Exclude the pictures, then repeat the remaining data exactly.

.....

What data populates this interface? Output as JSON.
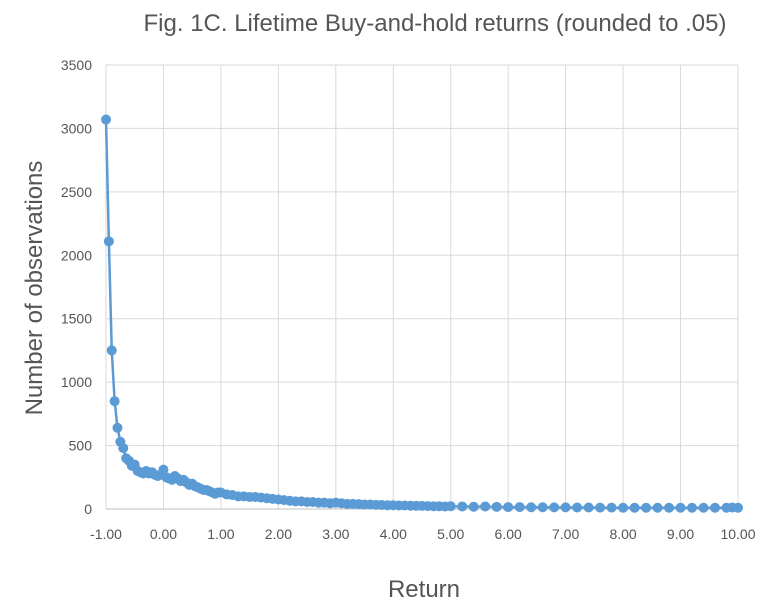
{
  "chart_data": {
    "type": "line",
    "title": "Fig. 1C. Lifetime Buy-and-hold returns (rounded to .05)",
    "xlabel": "Return",
    "ylabel": "Number of observations",
    "xlim": [
      -1.0,
      10.0
    ],
    "ylim": [
      0,
      3500
    ],
    "xticks": [
      "-1.00",
      "0.00",
      "1.00",
      "2.00",
      "3.00",
      "4.00",
      "5.00",
      "6.00",
      "7.00",
      "8.00",
      "9.00",
      "10.00"
    ],
    "yticks": [
      "0",
      "500",
      "1000",
      "1500",
      "2000",
      "2500",
      "3000",
      "3500"
    ],
    "grid": true,
    "series_color": "#5B9BD5",
    "series": [
      {
        "x": [
          -1.0,
          -0.95,
          -0.9,
          -0.85,
          -0.8,
          -0.75,
          -0.7,
          -0.65,
          -0.6,
          -0.55,
          -0.5,
          -0.45,
          -0.4,
          -0.35,
          -0.3,
          -0.25,
          -0.2,
          -0.15,
          -0.1,
          -0.05,
          0.0,
          0.05,
          0.1,
          0.15,
          0.2,
          0.25,
          0.3,
          0.35,
          0.4,
          0.45,
          0.5,
          0.55,
          0.6,
          0.65,
          0.7,
          0.75,
          0.8,
          0.85,
          0.9,
          0.95,
          1.0,
          1.1,
          1.2,
          1.3,
          1.4,
          1.5,
          1.6,
          1.7,
          1.8,
          1.9,
          2.0,
          2.1,
          2.2,
          2.3,
          2.4,
          2.5,
          2.6,
          2.7,
          2.8,
          2.9,
          3.0,
          3.1,
          3.2,
          3.3,
          3.4,
          3.5,
          3.6,
          3.7,
          3.8,
          3.9,
          4.0,
          4.1,
          4.2,
          4.3,
          4.4,
          4.5,
          4.6,
          4.7,
          4.8,
          4.9,
          5.0,
          5.2,
          5.4,
          5.6,
          5.8,
          6.0,
          6.2,
          6.4,
          6.6,
          6.8,
          7.0,
          7.2,
          7.4,
          7.6,
          7.8,
          8.0,
          8.2,
          8.4,
          8.6,
          8.8,
          9.0,
          9.2,
          9.4,
          9.6,
          9.8,
          9.9,
          10.0
        ],
        "y": [
          3070,
          2110,
          1250,
          850,
          640,
          530,
          480,
          400,
          380,
          340,
          350,
          300,
          290,
          280,
          300,
          280,
          290,
          270,
          260,
          270,
          310,
          250,
          240,
          230,
          260,
          240,
          220,
          230,
          210,
          190,
          200,
          180,
          170,
          160,
          150,
          150,
          140,
          130,
          120,
          130,
          130,
          115,
          110,
          100,
          100,
          95,
          95,
          90,
          85,
          80,
          75,
          70,
          65,
          60,
          60,
          55,
          55,
          50,
          50,
          45,
          50,
          45,
          40,
          40,
          38,
          35,
          35,
          33,
          32,
          30,
          30,
          28,
          28,
          26,
          25,
          25,
          23,
          22,
          22,
          20,
          22,
          20,
          18,
          20,
          17,
          15,
          15,
          14,
          14,
          13,
          13,
          12,
          12,
          11,
          11,
          10,
          10,
          10,
          10,
          10,
          10,
          10,
          10,
          10,
          10,
          12,
          10
        ]
      }
    ]
  }
}
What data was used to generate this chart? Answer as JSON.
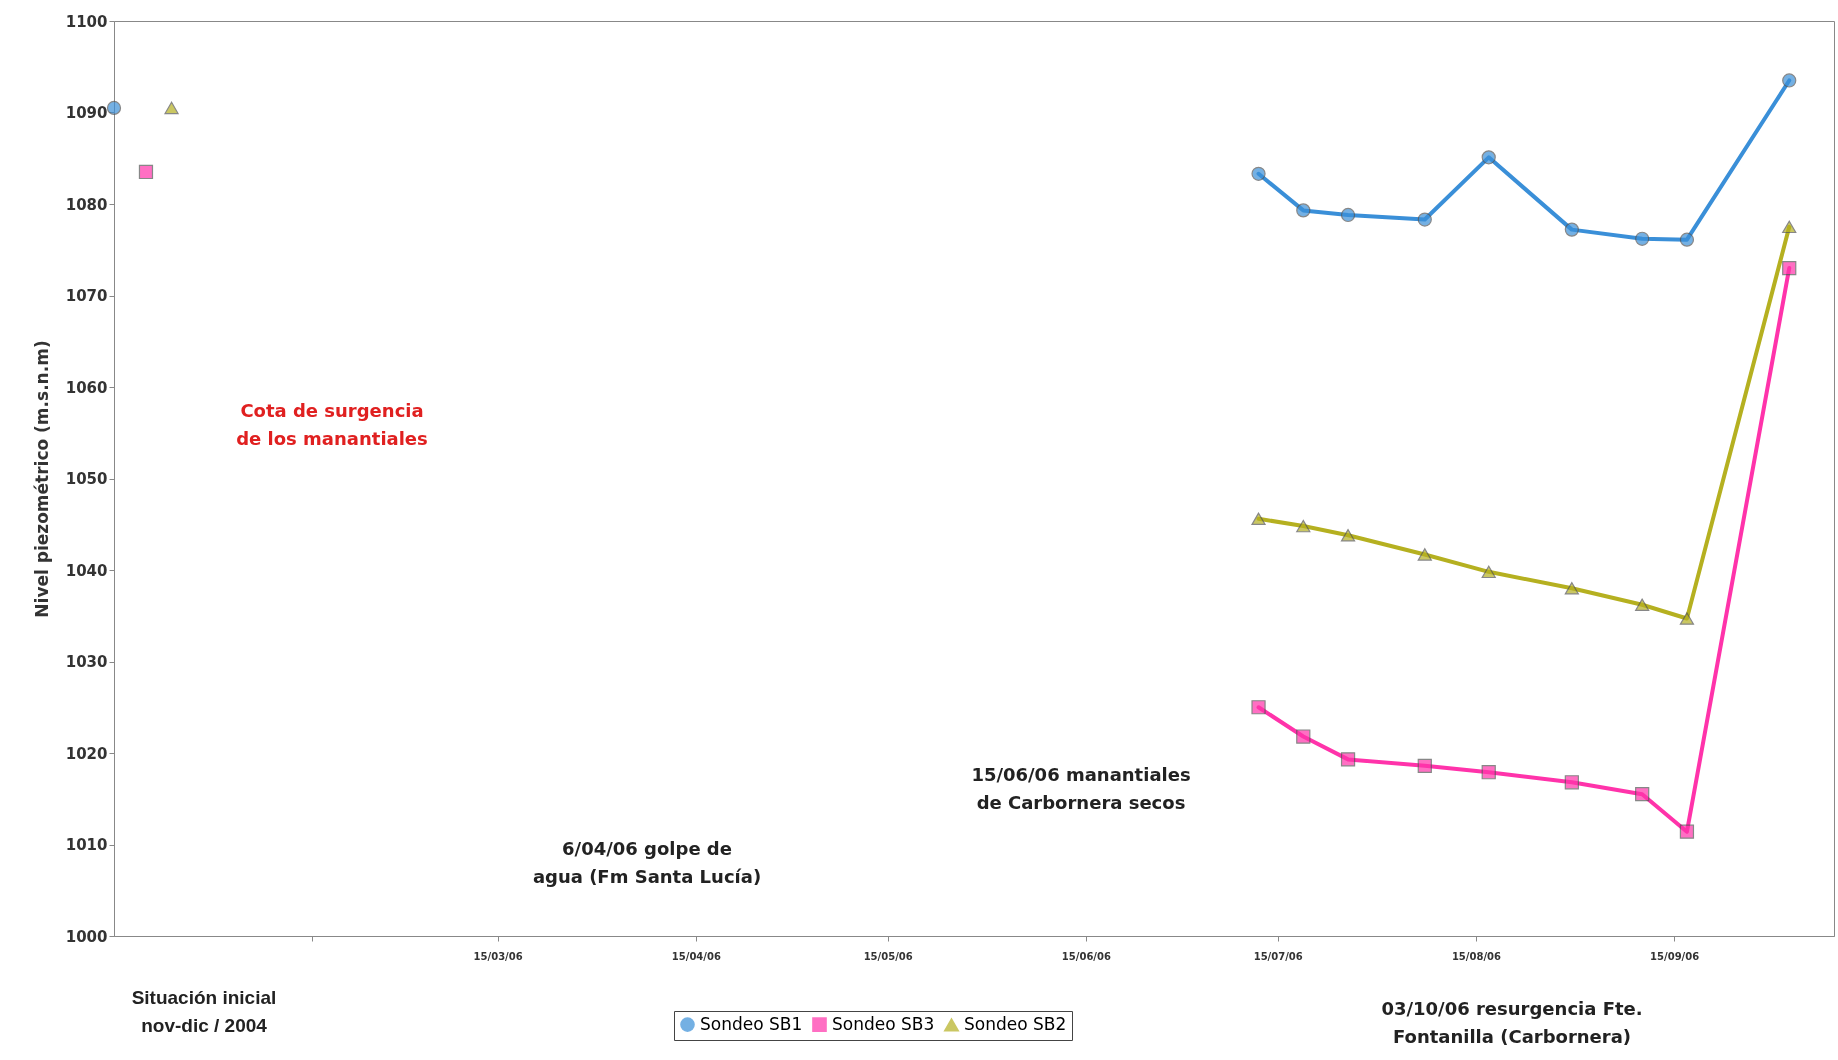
{
  "chart_data": {
    "type": "line",
    "ylabel": "Nivel piezométrico (m.s.n.m)",
    "xlim": [
      "2006-01-14",
      "2006-10-10"
    ],
    "ylim": [
      1000,
      1100
    ],
    "yticks": [
      1000,
      1010,
      1020,
      1030,
      1040,
      1050,
      1060,
      1070,
      1080,
      1090,
      1100
    ],
    "xticks": [
      {
        "value": "2006-02-14",
        "label": null
      },
      {
        "value": "2006-03-15",
        "label": "15/03/06"
      },
      {
        "value": "2006-04-15",
        "label": "15/04/06"
      },
      {
        "value": "2006-05-15",
        "label": "15/05/06"
      },
      {
        "value": "2006-06-15",
        "label": "15/06/06"
      },
      {
        "value": "2006-07-15",
        "label": "15/07/06"
      },
      {
        "value": "2006-08-15",
        "label": "15/08/06"
      },
      {
        "value": "2006-09-15",
        "label": "15/09/06"
      }
    ],
    "legend": "bottom",
    "series": [
      {
        "name": "Sondeo SB1",
        "color": "#3a8fd8",
        "marker": "circle",
        "x": [
          "2006-07-12",
          "2006-07-19",
          "2006-07-26",
          "2006-08-07",
          "2006-08-17",
          "2006-08-30",
          "2006-09-10",
          "2006-09-17",
          "2006-10-03"
        ],
        "values": [
          1083.3,
          1079.3,
          1078.8,
          1078.3,
          1085.1,
          1077.2,
          1076.2,
          1076.1,
          1093.5
        ]
      },
      {
        "name": "Sondeo SB3",
        "color": "#ff33aa",
        "marker": "square",
        "x": [
          "2006-07-12",
          "2006-07-19",
          "2006-07-26",
          "2006-08-07",
          "2006-08-17",
          "2006-08-30",
          "2006-09-10",
          "2006-09-17",
          "2006-10-03"
        ],
        "values": [
          1025.0,
          1021.8,
          1019.3,
          1018.6,
          1017.9,
          1016.8,
          1015.5,
          1011.4,
          1073.0
        ]
      },
      {
        "name": "Sondeo SB2",
        "color": "#b5b020",
        "marker": "triangle",
        "x": [
          "2006-07-12",
          "2006-07-19",
          "2006-07-26",
          "2006-08-07",
          "2006-08-17",
          "2006-08-30",
          "2006-09-10",
          "2006-09-17",
          "2006-10-03"
        ],
        "values": [
          1045.6,
          1044.8,
          1043.8,
          1041.7,
          1039.8,
          1038.0,
          1036.2,
          1034.7,
          1077.5
        ]
      },
      {
        "type": "scatter",
        "color": "#3a8fd8",
        "marker": "circle",
        "x": [
          "2006-01-14"
        ],
        "values": [
          1090.5
        ]
      },
      {
        "type": "scatter",
        "color": "#ff33aa",
        "marker": "square",
        "x": [
          "2006-01-19"
        ],
        "values": [
          1083.5
        ]
      },
      {
        "type": "scatter",
        "color": "#b5b020",
        "marker": "triangle",
        "x": [
          "2006-01-23"
        ],
        "values": [
          1090.5
        ]
      }
    ],
    "annotations": [
      "Situación inicial nov-dic / 2004",
      "Cota de surgencia de los manantiales",
      "6/04/06 golpe de agua (Fm Santa Lucía)",
      "15/06/06 manantiales de Carbornera secos",
      "03/10/06 resurgencia Fte. Fontanilla (Carbornera)"
    ]
  }
}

.....

**Response to this task**:
What data populates this interface? Output as JSON.
{
  "chart_data": {
    "type": "line",
    "title": "Fig. 1C. Lifetime Buy-and-hold returns (rounded to .05)",
    "xlabel": "Return",
    "ylabel": "Number of observations",
    "xlim": [
      -1.0,
      10.0
    ],
    "ylim": [
      0,
      3500
    ],
    "xticks": [
      "-1.00",
      "0.00",
      "1.00",
      "2.00",
      "3.00",
      "4.00",
      "5.00",
      "6.00",
      "7.00",
      "8.00",
      "9.00",
      "10.00"
    ],
    "yticks": [
      "0",
      "500",
      "1000",
      "1500",
      "2000",
      "2500",
      "3000",
      "3500"
    ],
    "grid": true,
    "series_color": "#5B9BD5",
    "series": [
      {
        "x": [
          -1.0,
          -0.95,
          -0.9,
          -0.85,
          -0.8,
          -0.75,
          -0.7,
          -0.65,
          -0.6,
          -0.55,
          -0.5,
          -0.45,
          -0.4,
          -0.35,
          -0.3,
          -0.25,
          -0.2,
          -0.15,
          -0.1,
          -0.05,
          0.0,
          0.05,
          0.1,
          0.15,
          0.2,
          0.25,
          0.3,
          0.35,
          0.4,
          0.45,
          0.5,
          0.55,
          0.6,
          0.65,
          0.7,
          0.75,
          0.8,
          0.85,
          0.9,
          0.95,
          1.0,
          1.1,
          1.2,
          1.3,
          1.4,
          1.5,
          1.6,
          1.7,
          1.8,
          1.9,
          2.0,
          2.1,
          2.2,
          2.3,
          2.4,
          2.5,
          2.6,
          2.7,
          2.8,
          2.9,
          3.0,
          3.1,
          3.2,
          3.3,
          3.4,
          3.5,
          3.6,
          3.7,
          3.8,
          3.9,
          4.0,
          4.1,
          4.2,
          4.3,
          4.4,
          4.5,
          4.6,
          4.7,
          4.8,
          4.9,
          5.0,
          5.2,
          5.4,
          5.6,
          5.8,
          6.0,
          6.2,
          6.4,
          6.6,
          6.8,
          7.0,
          7.2,
          7.4,
          7.6,
          7.8,
          8.0,
          8.2,
          8.4,
          8.6,
          8.8,
          9.0,
          9.2,
          9.4,
          9.6,
          9.8,
          9.9,
          10.0
        ],
        "y": [
          3070,
          2110,
          1250,
          850,
          640,
          530,
          480,
          400,
          380,
          340,
          350,
          300,
          290,
          280,
          300,
          280,
          290,
          270,
          260,
          270,
          310,
          250,
          240,
          230,
          260,
          240,
          220,
          230,
          210,
          190,
          200,
          180,
          170,
          160,
          150,
          150,
          140,
          130,
          120,
          130,
          130,
          115,
          110,
          100,
          100,
          95,
          95,
          90,
          85,
          80,
          75,
          70,
          65,
          60,
          60,
          55,
          55,
          50,
          50,
          45,
          50,
          45,
          40,
          40,
          38,
          35,
          35,
          33,
          32,
          30,
          30,
          28,
          28,
          26,
          25,
          25,
          23,
          22,
          22,
          20,
          22,
          20,
          18,
          20,
          17,
          15,
          15,
          14,
          14,
          13,
          13,
          12,
          12,
          11,
          11,
          10,
          10,
          10,
          10,
          10,
          10,
          10,
          10,
          10,
          10,
          12,
          10
        ]
      }
    ]
  }
}
What data was used to generate this chart? Answer as JSON.
{
  "chart_data": {
    "type": "line",
    "ylabel": "Nivel piezométrico (m.s.n.m)",
    "xlim": [
      "2006-01-14",
      "2006-10-10"
    ],
    "ylim": [
      1000,
      1100
    ],
    "yticks": [
      1000,
      1010,
      1020,
      1030,
      1040,
      1050,
      1060,
      1070,
      1080,
      1090,
      1100
    ],
    "xticks": [
      {
        "value": "2006-02-14",
        "label": null
      },
      {
        "value": "2006-03-15",
        "label": "15/03/06"
      },
      {
        "value": "2006-04-15",
        "label": "15/04/06"
      },
      {
        "value": "2006-05-15",
        "label": "15/05/06"
      },
      {
        "value": "2006-06-15",
        "label": "15/06/06"
      },
      {
        "value": "2006-07-15",
        "label": "15/07/06"
      },
      {
        "value": "2006-08-15",
        "label": "15/08/06"
      },
      {
        "value": "2006-09-15",
        "label": "15/09/06"
      }
    ],
    "legend": "bottom",
    "series": [
      {
        "name": "Sondeo SB1",
        "color": "#3a8fd8",
        "marker": "circle",
        "x": [
          "2006-07-12",
          "2006-07-19",
          "2006-07-26",
          "2006-08-07",
          "2006-08-17",
          "2006-08-30",
          "2006-09-10",
          "2006-09-17",
          "2006-10-03"
        ],
        "values": [
          1083.3,
          1079.3,
          1078.8,
          1078.3,
          1085.1,
          1077.2,
          1076.2,
          1076.1,
          1093.5
        ]
      },
      {
        "name": "Sondeo SB3",
        "color": "#ff33aa",
        "marker": "square",
        "x": [
          "2006-07-12",
          "2006-07-19",
          "2006-07-26",
          "2006-08-07",
          "2006-08-17",
          "2006-08-30",
          "2006-09-10",
          "2006-09-17",
          "2006-10-03"
        ],
        "values": [
          1025.0,
          1021.8,
          1019.3,
          1018.6,
          1017.9,
          1016.8,
          1015.5,
          1011.4,
          1073.0
        ]
      },
      {
        "name": "Sondeo SB2",
        "color": "#b5b020",
        "marker": "triangle",
        "x": [
          "2006-07-12",
          "2006-07-19",
          "2006-07-26",
          "2006-08-07",
          "2006-08-17",
          "2006-08-30",
          "2006-09-10",
          "2006-09-17",
          "2006-10-03"
        ],
        "values": [
          1045.6,
          1044.8,
          1043.8,
          1041.7,
          1039.8,
          1038.0,
          1036.2,
          1034.7,
          1077.5
        ]
      },
      {
        "type": "scatter",
        "color": "#3a8fd8",
        "marker": "circle",
        "x": [
          "2006-01-14"
        ],
        "values": [
          1090.5
        ]
      },
      {
        "type": "scatter",
        "color": "#ff33aa",
        "marker": "square",
        "x": [
          "2006-01-19"
        ],
        "values": [
          1083.5
        ]
      },
      {
        "type": "scatter",
        "color": "#b5b020",
        "marker": "triangle",
        "x": [
          "2006-01-23"
        ],
        "values": [
          1090.5
        ]
      }
    ],
    "annotations": [
      "Situación inicial nov-dic / 2004",
      "Cota de surgencia de los manantiales",
      "6/04/06 golpe de agua (Fm Santa Lucía)",
      "15/06/06 manantiales de Carbornera secos",
      "03/10/06 resurgencia Fte. Fontanilla (Carbornera)"
    ]
  }
}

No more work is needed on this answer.